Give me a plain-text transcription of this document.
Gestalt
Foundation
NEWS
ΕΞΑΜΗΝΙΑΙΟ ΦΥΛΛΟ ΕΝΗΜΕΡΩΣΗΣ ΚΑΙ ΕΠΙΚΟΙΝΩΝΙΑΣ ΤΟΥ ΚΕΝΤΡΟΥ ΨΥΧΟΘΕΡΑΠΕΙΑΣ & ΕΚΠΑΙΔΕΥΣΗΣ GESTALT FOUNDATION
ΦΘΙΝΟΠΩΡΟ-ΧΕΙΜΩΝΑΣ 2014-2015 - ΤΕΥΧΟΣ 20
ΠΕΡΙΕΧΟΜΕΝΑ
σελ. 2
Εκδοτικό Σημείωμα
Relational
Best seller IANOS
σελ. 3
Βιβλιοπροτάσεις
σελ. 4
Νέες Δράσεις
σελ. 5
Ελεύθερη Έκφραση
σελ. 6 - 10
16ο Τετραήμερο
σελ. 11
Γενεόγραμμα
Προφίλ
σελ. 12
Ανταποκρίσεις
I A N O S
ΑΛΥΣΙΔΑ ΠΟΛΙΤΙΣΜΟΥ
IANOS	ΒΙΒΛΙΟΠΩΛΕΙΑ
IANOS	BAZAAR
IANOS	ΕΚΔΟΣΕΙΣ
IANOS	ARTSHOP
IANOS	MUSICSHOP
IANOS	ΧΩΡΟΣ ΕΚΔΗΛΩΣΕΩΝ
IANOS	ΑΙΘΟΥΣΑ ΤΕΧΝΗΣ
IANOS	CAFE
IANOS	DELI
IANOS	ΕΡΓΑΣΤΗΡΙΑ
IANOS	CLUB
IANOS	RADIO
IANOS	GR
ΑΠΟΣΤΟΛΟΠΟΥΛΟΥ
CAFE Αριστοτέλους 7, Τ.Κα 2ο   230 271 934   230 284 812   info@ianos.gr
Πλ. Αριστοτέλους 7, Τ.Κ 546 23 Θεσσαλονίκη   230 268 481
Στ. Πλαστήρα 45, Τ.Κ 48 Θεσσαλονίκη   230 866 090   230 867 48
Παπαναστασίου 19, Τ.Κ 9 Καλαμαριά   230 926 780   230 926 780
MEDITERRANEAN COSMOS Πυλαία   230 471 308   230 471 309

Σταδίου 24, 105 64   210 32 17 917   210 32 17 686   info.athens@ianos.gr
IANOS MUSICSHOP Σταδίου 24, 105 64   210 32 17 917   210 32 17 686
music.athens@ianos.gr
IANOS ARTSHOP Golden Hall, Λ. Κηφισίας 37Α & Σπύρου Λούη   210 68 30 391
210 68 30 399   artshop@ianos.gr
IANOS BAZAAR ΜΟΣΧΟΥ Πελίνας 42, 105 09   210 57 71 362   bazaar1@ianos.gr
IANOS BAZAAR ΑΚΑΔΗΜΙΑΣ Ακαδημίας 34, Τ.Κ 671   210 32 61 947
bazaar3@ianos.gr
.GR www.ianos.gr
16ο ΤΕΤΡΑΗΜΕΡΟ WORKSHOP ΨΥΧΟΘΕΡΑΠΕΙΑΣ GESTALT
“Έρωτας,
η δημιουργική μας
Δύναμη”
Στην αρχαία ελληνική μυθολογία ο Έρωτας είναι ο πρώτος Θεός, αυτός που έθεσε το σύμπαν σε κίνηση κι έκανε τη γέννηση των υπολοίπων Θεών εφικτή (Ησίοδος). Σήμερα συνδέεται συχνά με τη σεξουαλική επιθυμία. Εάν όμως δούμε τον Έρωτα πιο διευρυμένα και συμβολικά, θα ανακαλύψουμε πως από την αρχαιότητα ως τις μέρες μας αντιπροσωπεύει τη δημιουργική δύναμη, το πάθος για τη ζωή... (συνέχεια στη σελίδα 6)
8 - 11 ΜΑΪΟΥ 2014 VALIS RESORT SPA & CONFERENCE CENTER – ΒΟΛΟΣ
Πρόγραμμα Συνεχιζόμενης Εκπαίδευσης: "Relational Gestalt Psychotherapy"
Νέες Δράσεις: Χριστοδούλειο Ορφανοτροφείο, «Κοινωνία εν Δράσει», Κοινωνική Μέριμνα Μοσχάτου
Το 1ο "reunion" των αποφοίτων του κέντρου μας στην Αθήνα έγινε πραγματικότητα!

DIRECTIONS »
Copy out all lines from the material above that contain the string "Θεσσαλονίκη".

COMPLETED TASK »
Πλ. Αριστοτέλους 7, Τ.Κ 546 23 Θεσσαλονίκη   230 268 481
Στ. Πλαστήρα 45, Τ.Κ 48 Θεσσαλονίκη   230 866 090   230 867 48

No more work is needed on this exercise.